▶ Written exercise:
Omit every picture and return the rest of the data unaltered.

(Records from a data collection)

# # # # # # #

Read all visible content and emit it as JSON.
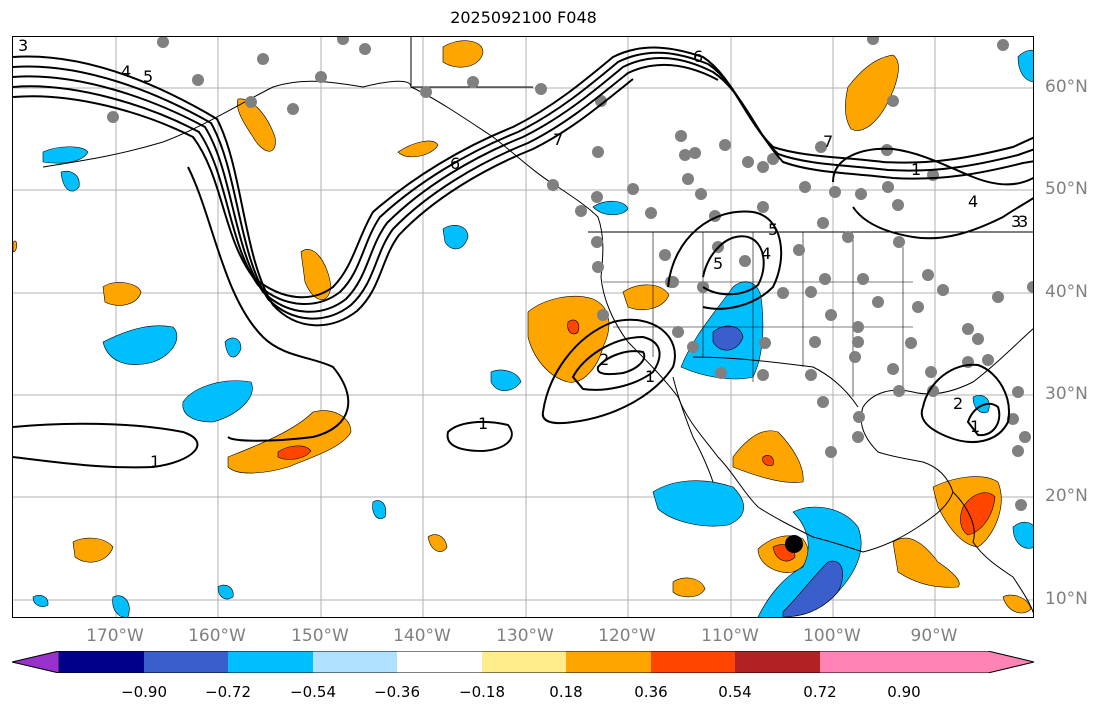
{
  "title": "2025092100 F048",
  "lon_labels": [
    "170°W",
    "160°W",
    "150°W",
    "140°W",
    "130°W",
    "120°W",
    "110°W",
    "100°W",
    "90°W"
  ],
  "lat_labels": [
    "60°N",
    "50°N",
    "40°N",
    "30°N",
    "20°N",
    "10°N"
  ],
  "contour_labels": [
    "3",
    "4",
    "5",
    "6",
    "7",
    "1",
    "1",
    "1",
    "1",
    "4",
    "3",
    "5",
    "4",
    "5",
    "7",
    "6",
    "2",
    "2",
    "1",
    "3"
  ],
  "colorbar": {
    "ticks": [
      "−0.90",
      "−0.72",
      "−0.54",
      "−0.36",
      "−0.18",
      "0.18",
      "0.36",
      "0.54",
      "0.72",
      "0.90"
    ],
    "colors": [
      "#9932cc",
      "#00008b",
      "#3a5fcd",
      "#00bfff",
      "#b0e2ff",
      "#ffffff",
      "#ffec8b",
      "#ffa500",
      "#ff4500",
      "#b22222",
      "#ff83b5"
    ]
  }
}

# # # # # # #

▶ Answer to this problem:
Read all visible content and emit it as JSON.
{
  "title": "2025092100 F048",
  "lon_labels": [
    "170°W",
    "160°W",
    "150°W",
    "140°W",
    "130°W",
    "120°W",
    "110°W",
    "100°W",
    "90°W"
  ],
  "lat_labels": [
    "60°N",
    "50°N",
    "40°N",
    "30°N",
    "20°N",
    "10°N"
  ],
  "contour_labels": [
    "3",
    "4",
    "5",
    "6",
    "7",
    "1",
    "1",
    "1",
    "1",
    "4",
    "3",
    "5",
    "4",
    "5",
    "7",
    "6",
    "2",
    "2",
    "1",
    "3"
  ],
  "colorbar": {
    "ticks": [
      "−0.90",
      "−0.72",
      "−0.54",
      "−0.36",
      "−0.18",
      "0.18",
      "0.36",
      "0.54",
      "0.72",
      "0.90"
    ],
    "colors": [
      "#9932cc",
      "#00008b",
      "#3a5fcd",
      "#00bfff",
      "#b0e2ff",
      "#ffffff",
      "#ffec8b",
      "#ffa500",
      "#ff4500",
      "#b22222",
      "#ff83b5"
    ]
  }
}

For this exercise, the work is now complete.